** START **

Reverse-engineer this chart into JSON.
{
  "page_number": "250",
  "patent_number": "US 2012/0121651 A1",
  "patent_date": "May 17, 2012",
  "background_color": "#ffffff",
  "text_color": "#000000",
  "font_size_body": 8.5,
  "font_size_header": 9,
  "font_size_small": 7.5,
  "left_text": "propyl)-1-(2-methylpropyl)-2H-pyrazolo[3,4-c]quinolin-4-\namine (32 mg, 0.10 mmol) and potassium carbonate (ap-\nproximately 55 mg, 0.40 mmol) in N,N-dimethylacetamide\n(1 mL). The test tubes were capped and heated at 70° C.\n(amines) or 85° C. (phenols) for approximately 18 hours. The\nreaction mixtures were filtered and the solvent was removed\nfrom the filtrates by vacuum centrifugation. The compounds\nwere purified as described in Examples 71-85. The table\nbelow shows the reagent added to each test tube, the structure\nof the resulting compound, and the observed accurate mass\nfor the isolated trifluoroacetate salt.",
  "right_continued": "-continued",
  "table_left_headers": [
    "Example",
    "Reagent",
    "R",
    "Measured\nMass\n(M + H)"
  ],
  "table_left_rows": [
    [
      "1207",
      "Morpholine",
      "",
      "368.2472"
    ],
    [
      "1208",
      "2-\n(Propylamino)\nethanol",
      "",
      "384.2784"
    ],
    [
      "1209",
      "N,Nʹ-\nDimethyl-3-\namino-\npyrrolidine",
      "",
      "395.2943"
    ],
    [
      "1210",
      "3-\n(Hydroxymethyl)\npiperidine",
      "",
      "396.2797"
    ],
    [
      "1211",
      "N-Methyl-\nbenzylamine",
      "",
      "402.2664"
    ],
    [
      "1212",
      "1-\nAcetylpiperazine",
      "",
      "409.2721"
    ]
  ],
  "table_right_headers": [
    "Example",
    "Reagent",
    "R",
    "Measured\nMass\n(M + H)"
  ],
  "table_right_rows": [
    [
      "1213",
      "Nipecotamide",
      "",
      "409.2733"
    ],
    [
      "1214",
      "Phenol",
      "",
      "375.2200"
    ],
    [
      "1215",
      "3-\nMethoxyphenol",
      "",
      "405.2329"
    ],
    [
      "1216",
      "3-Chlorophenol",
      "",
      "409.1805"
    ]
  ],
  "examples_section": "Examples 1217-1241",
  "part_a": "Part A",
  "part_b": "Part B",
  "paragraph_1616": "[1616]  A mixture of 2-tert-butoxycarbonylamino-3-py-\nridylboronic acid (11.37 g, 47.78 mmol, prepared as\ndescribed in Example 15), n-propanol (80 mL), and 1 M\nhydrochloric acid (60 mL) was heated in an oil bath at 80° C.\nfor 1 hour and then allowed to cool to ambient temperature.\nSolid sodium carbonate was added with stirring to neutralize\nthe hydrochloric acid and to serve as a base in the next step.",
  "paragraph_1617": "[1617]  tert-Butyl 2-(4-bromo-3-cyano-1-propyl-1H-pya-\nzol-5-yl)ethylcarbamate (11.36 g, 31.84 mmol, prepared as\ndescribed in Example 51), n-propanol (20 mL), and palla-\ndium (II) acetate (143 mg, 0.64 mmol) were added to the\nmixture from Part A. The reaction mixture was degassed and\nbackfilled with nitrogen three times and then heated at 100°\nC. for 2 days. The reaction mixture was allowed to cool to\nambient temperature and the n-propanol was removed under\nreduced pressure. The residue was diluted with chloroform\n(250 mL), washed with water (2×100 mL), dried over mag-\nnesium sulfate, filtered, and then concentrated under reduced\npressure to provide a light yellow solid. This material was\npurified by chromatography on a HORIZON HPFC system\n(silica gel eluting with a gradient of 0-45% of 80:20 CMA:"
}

** END **

THE EXERCISE: List all lines from the entries that include the word "Part".

TASK ANSWER:
  "part_a": "Part A",
  "part_b": "Part B",
  "paragraph_1617": "[1617]  tert-Butyl 2-(4-bromo-3-cyano-1-propyl-1H-pya-\nzol-5-yl)ethylcarbamate (11.36 g, 31.84 mmol, prepared as\ndescribed in Example 51), n-propanol (20 mL), and palla-\ndium (II) acetate (143 mg, 0.64 mmol) were added to the\nmixture from Part A. The reaction mixture was degassed and\nbackfilled with nitrogen three times and then heated at 100°\nC. for 2 days. The reaction mixture was allowed to cool to\nambient temperature and the n-propanol was removed under\nreduced pressure. The residue was diluted with chloroform\n(250 mL), washed with water (2×100 mL), dried over mag-\nnesium sulfate, filtered, and then concentrated under reduced\npressure to provide a light yellow solid. This material was\npurified by chromatography on a HORIZON HPFC system\n(silica gel eluting with a gradient of 0-45% of 80:20 CMA:"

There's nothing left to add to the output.